Give the number of lines in this listing that contain the word "обеспечивающий", and nothing else.

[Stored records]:
# # # #

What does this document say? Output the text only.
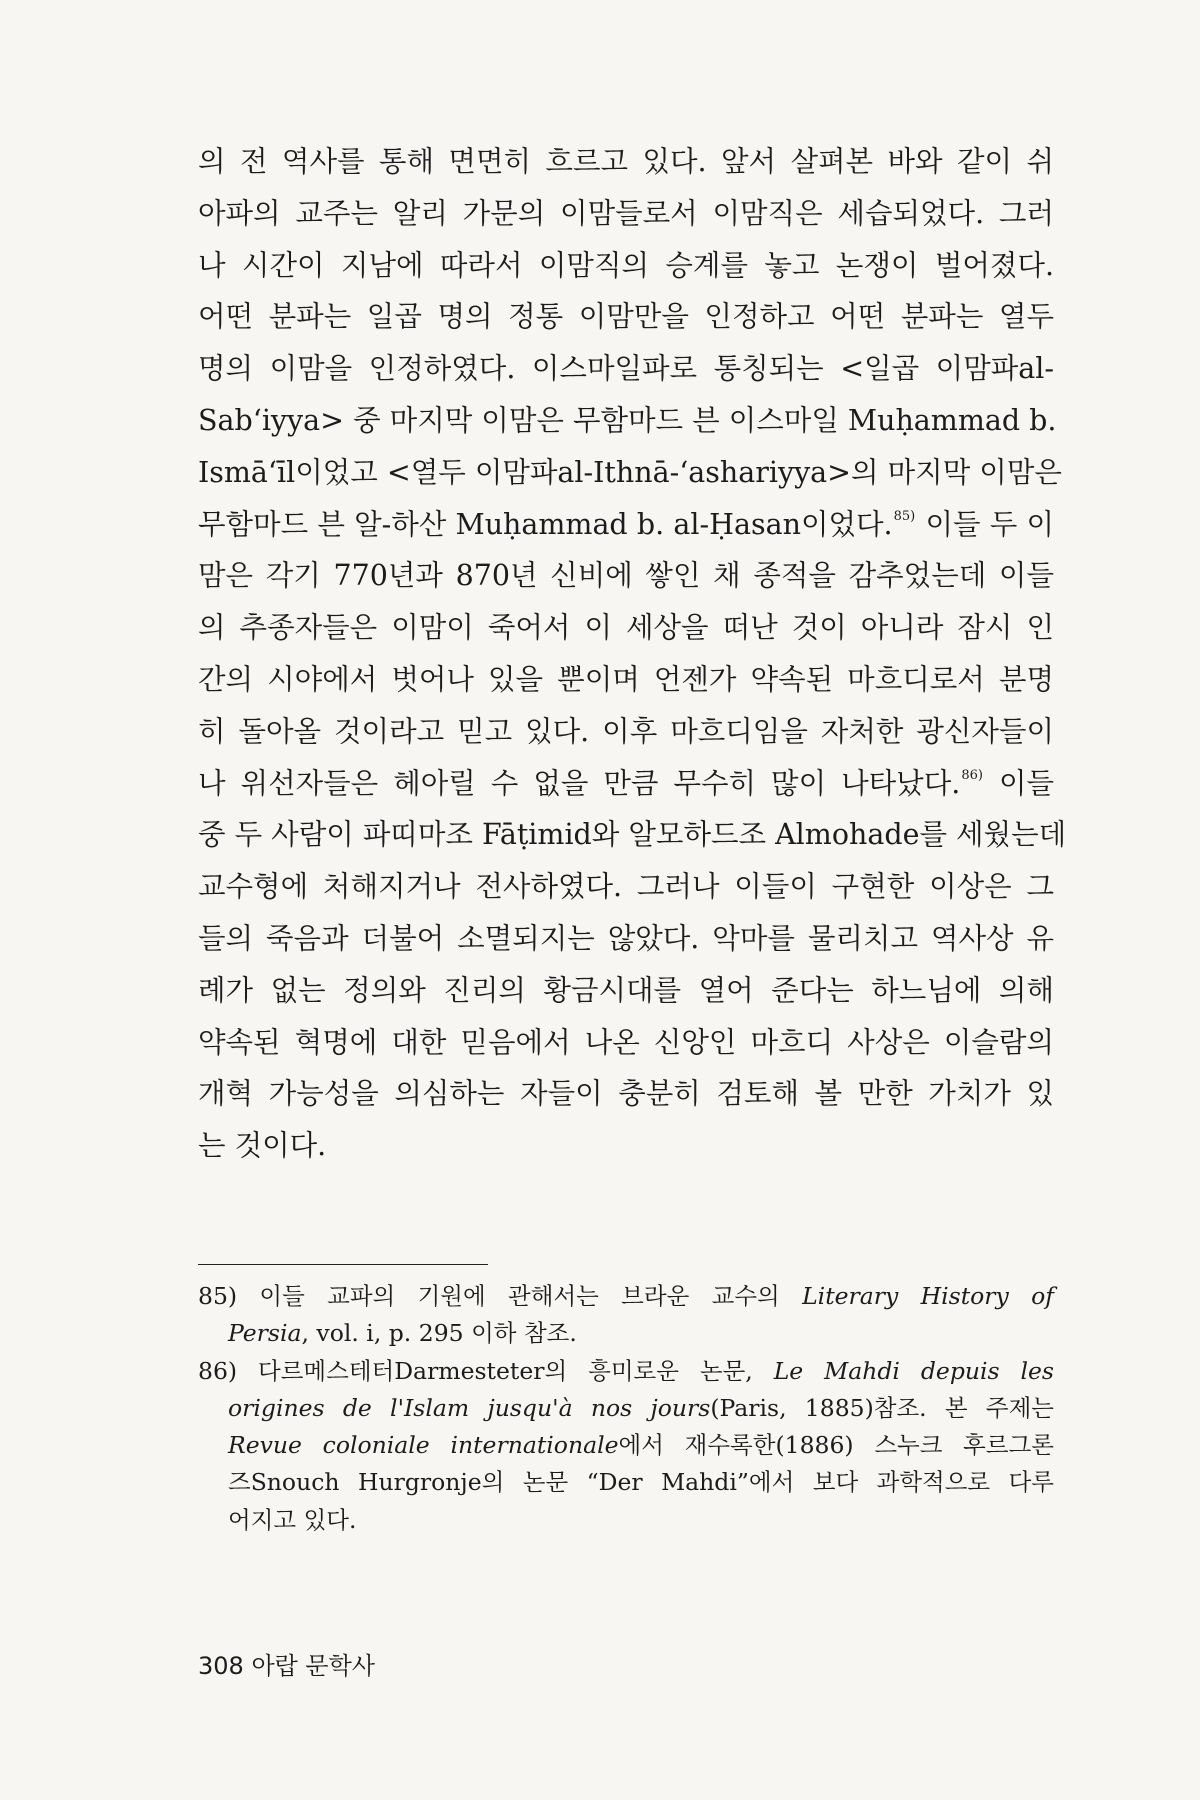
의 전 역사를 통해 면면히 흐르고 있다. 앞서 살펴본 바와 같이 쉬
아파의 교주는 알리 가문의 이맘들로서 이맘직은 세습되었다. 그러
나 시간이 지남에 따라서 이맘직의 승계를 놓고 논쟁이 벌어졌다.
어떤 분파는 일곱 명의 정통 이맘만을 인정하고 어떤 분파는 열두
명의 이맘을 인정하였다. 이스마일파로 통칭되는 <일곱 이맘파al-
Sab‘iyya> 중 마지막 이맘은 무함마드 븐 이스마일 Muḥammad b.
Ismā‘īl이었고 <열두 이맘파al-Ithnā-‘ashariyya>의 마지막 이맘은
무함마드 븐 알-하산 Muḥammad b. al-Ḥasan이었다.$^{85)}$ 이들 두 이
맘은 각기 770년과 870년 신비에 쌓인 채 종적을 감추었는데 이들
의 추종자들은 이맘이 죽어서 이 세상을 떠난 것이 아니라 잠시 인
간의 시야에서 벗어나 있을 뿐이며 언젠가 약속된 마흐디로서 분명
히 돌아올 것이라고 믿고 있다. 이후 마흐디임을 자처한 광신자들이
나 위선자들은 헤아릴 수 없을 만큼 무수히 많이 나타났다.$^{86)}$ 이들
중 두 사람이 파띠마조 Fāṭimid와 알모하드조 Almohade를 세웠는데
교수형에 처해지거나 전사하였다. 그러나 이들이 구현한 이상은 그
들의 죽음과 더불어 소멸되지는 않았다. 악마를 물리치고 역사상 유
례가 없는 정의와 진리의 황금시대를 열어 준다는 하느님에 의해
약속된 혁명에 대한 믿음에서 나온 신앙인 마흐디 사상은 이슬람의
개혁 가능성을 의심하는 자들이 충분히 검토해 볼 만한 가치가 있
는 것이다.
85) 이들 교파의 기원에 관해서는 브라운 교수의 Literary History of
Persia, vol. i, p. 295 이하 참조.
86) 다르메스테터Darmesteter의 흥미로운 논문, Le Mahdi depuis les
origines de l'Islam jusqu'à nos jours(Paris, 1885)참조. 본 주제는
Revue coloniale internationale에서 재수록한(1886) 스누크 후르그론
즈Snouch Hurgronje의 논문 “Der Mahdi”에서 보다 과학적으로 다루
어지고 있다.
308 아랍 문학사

# # # #

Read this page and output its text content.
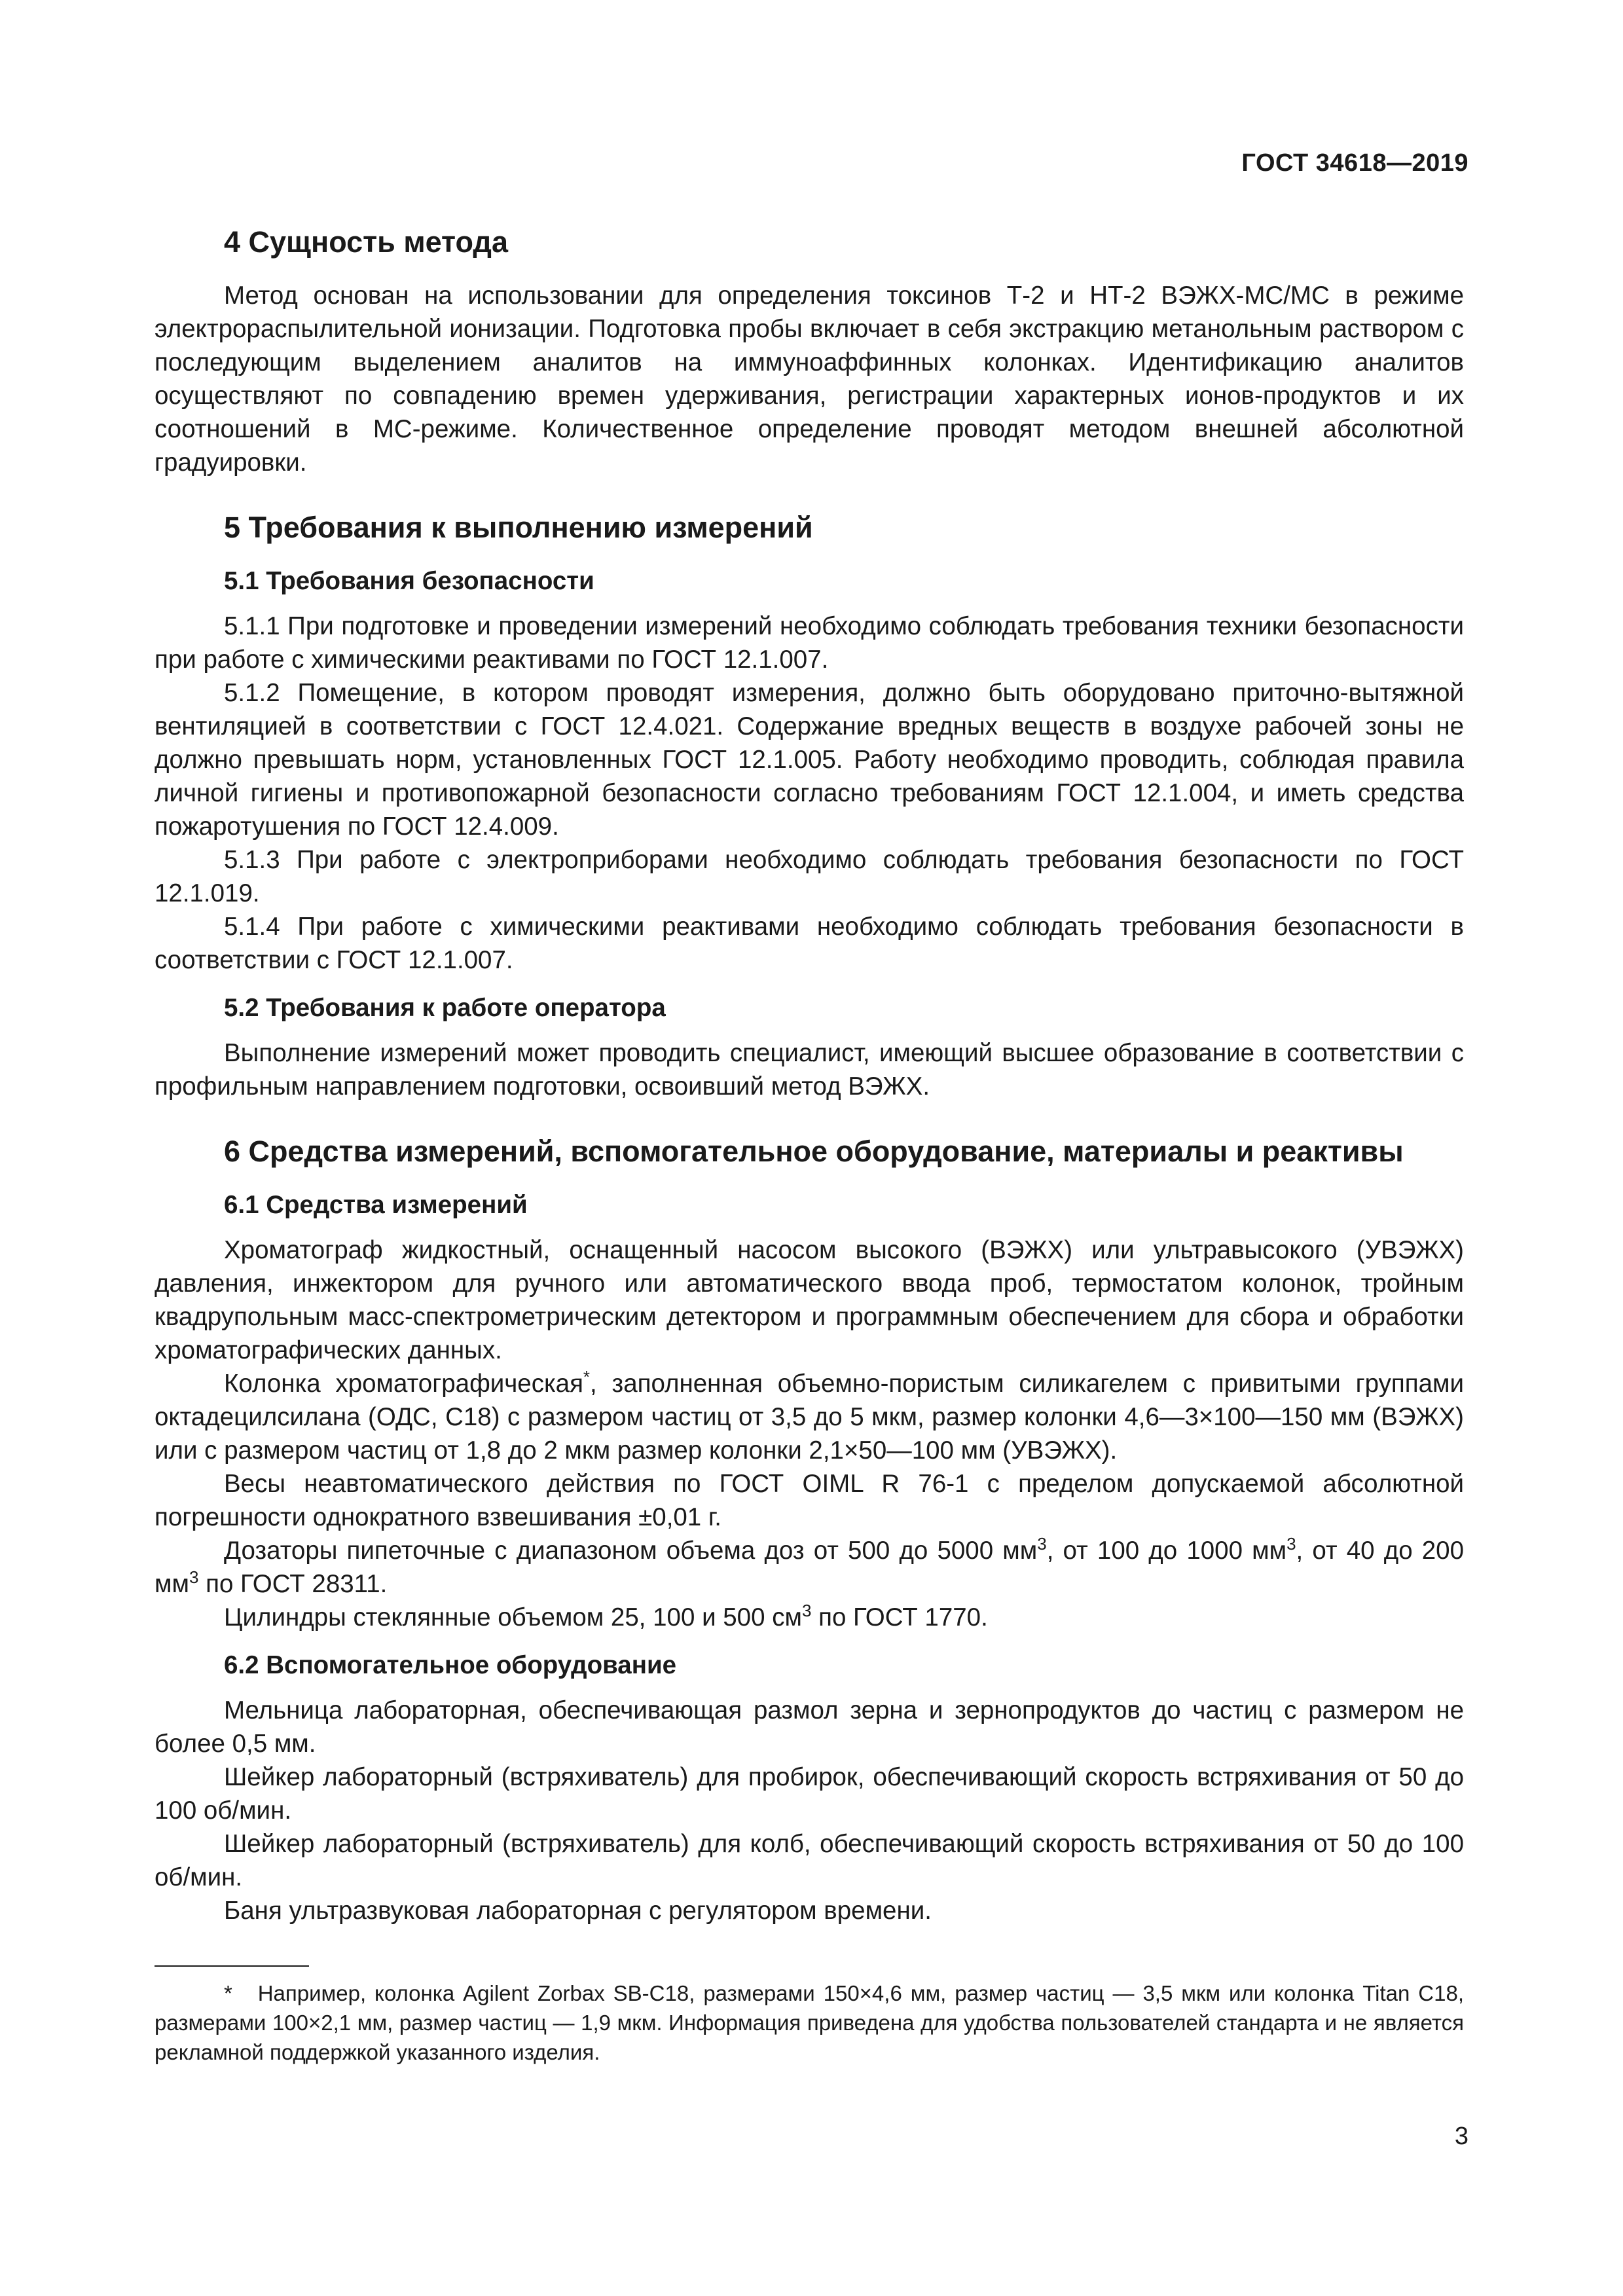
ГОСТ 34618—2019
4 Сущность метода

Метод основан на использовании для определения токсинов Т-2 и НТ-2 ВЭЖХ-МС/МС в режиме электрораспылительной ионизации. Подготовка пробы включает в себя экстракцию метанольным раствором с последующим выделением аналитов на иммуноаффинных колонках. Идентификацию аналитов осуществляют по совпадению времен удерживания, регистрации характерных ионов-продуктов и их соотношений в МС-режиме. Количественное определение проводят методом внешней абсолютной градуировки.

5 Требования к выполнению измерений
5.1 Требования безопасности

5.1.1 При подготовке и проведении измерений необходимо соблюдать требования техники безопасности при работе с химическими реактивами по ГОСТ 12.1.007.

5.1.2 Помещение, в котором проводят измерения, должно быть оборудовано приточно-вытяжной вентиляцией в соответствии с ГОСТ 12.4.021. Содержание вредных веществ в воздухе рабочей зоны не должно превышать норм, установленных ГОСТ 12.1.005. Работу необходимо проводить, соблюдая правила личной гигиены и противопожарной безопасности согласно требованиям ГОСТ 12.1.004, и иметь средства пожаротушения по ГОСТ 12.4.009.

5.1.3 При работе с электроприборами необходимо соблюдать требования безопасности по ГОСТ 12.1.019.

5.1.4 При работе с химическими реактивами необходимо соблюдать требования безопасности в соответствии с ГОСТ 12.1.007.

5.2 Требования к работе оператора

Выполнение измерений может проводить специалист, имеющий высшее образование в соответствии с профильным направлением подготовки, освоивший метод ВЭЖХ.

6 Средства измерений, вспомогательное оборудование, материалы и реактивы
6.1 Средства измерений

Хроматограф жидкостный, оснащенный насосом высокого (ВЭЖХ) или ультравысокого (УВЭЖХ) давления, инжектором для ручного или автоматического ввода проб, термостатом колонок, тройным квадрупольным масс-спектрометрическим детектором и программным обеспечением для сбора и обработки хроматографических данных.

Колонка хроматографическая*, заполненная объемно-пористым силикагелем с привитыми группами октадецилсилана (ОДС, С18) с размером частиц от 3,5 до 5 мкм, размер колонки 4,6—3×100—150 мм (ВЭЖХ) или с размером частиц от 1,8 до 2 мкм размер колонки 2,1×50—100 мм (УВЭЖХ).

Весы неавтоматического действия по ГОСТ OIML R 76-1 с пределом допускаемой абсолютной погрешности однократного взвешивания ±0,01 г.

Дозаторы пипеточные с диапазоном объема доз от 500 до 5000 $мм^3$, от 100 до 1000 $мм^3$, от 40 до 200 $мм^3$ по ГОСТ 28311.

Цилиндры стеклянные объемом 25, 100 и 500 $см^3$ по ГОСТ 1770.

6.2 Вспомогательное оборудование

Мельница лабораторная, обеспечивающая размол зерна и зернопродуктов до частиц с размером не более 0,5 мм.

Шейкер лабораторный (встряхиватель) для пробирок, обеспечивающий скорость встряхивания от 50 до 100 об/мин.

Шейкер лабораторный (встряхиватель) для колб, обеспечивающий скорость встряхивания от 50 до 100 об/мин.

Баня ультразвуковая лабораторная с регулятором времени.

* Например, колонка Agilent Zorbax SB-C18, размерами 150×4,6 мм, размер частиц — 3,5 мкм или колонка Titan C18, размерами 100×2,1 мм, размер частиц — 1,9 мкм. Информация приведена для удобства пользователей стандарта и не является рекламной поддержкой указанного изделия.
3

# # # #

[Written response]:
2